EXERCISE INSTRUCTIONS: Give the data again exactly as written, skipping any pictures.

========================================

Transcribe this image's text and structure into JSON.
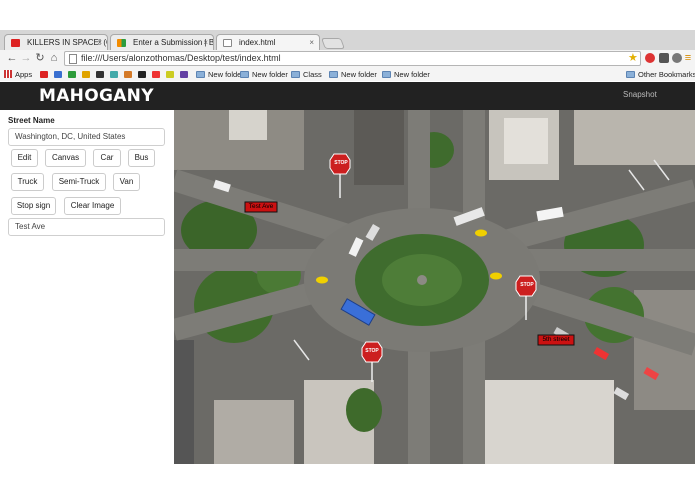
{
  "browser": {
    "tabs": [
      {
        "label": "KILLERS IN SPACE! (GMod",
        "active": false
      },
      {
        "label": "Enter a Submission | Boile",
        "active": false
      },
      {
        "label": "index.html",
        "active": true
      }
    ],
    "url": "file:///Users/alonzothomas/Desktop/test/index.html",
    "bookmarks": [
      {
        "label": "Apps"
      },
      {
        "label": "New folder"
      },
      {
        "label": "New folder"
      },
      {
        "label": "Class"
      },
      {
        "label": "New folder"
      },
      {
        "label": "New folder"
      }
    ],
    "other_bookmarks": "Other Bookmarks"
  },
  "app": {
    "brand": "MAHOGANY",
    "snapshot": "Snapshot"
  },
  "sidebar": {
    "street_name_label": "Street Name",
    "location_value": "Washington, DC, United States",
    "buttons": {
      "edit": "Edit",
      "canvas": "Canvas",
      "car": "Car",
      "bus": "Bus",
      "truck": "Truck",
      "semi_truck": "Semi-Truck",
      "van": "Van",
      "stop_sign": "Stop sign",
      "clear_image": "Clear Image"
    },
    "street_input_value": "Test Ave"
  },
  "map": {
    "labels": {
      "test_ave": "Test Ave",
      "stop_text": "STOP",
      "sth_street": "5th street"
    },
    "colors": {
      "road": "#7a7a76",
      "grass": "#3f6a2f",
      "stop_red": "#cc1f1f",
      "label_bg": "#cc1111",
      "bus_blue": "#3a6fd8"
    }
  }
}
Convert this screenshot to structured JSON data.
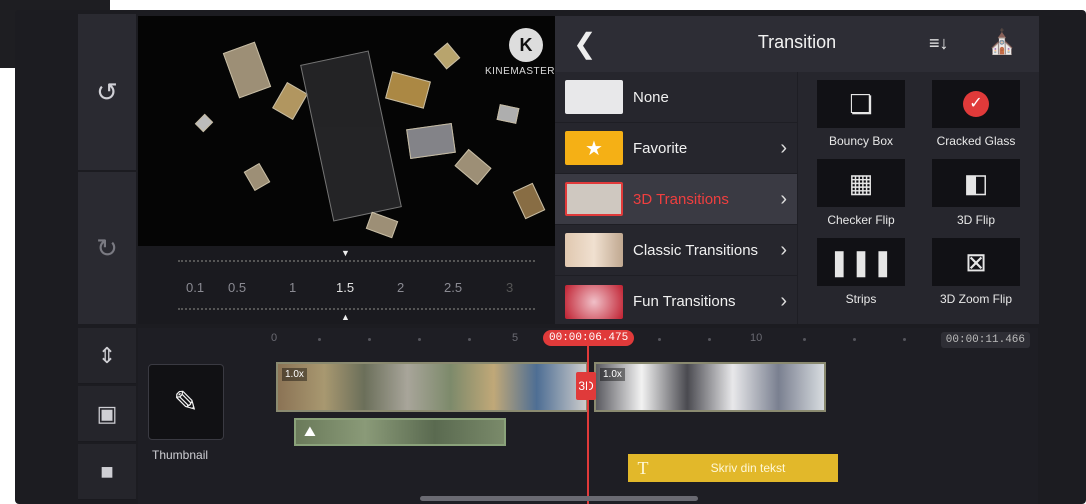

========================================

OUTPUT FOR THIS EXERCISE:
Transcribe this image's text and structure into JSON.
{
  "browser": {
    "tabs": [
      {
        "label": "KILLERS IN SPACE! (GMod",
        "active": false
      },
      {
        "label": "Enter a Submission | Boile",
        "active": false
      },
      {
        "label": "index.html",
        "active": true
      }
    ],
    "url": "file:///Users/alonzothomas/Desktop/test/index.html",
    "bookmarks": [
      {
        "label": "Apps"
      },
      {
        "label": "New folder"
      },
      {
        "label": "New folder"
      },
      {
        "label": "Class"
      },
      {
        "label": "New folder"
      },
      {
        "label": "New folder"
      }
    ],
    "other_bookmarks": "Other Bookmarks"
  },
  "app": {
    "brand": "MAHOGANY",
    "snapshot": "Snapshot"
  },
  "sidebar": {
    "street_name_label": "Street Name",
    "location_value": "Washington, DC, United States",
    "buttons": {
      "edit": "Edit",
      "canvas": "Canvas",
      "car": "Car",
      "bus": "Bus",
      "truck": "Truck",
      "semi_truck": "Semi-Truck",
      "van": "Van",
      "stop_sign": "Stop sign",
      "clear_image": "Clear Image"
    },
    "street_input_value": "Test Ave"
  },
  "map": {
    "labels": {
      "test_ave": "Test Ave",
      "stop_text": "STOP",
      "sth_street": "5th street"
    },
    "colors": {
      "road": "#7a7a76",
      "grass": "#3f6a2f",
      "stop_red": "#cc1f1f",
      "label_bg": "#cc1111",
      "bus_blue": "#3a6fd8"
    }
  }
}
Convert this screenshot to structured JSON data.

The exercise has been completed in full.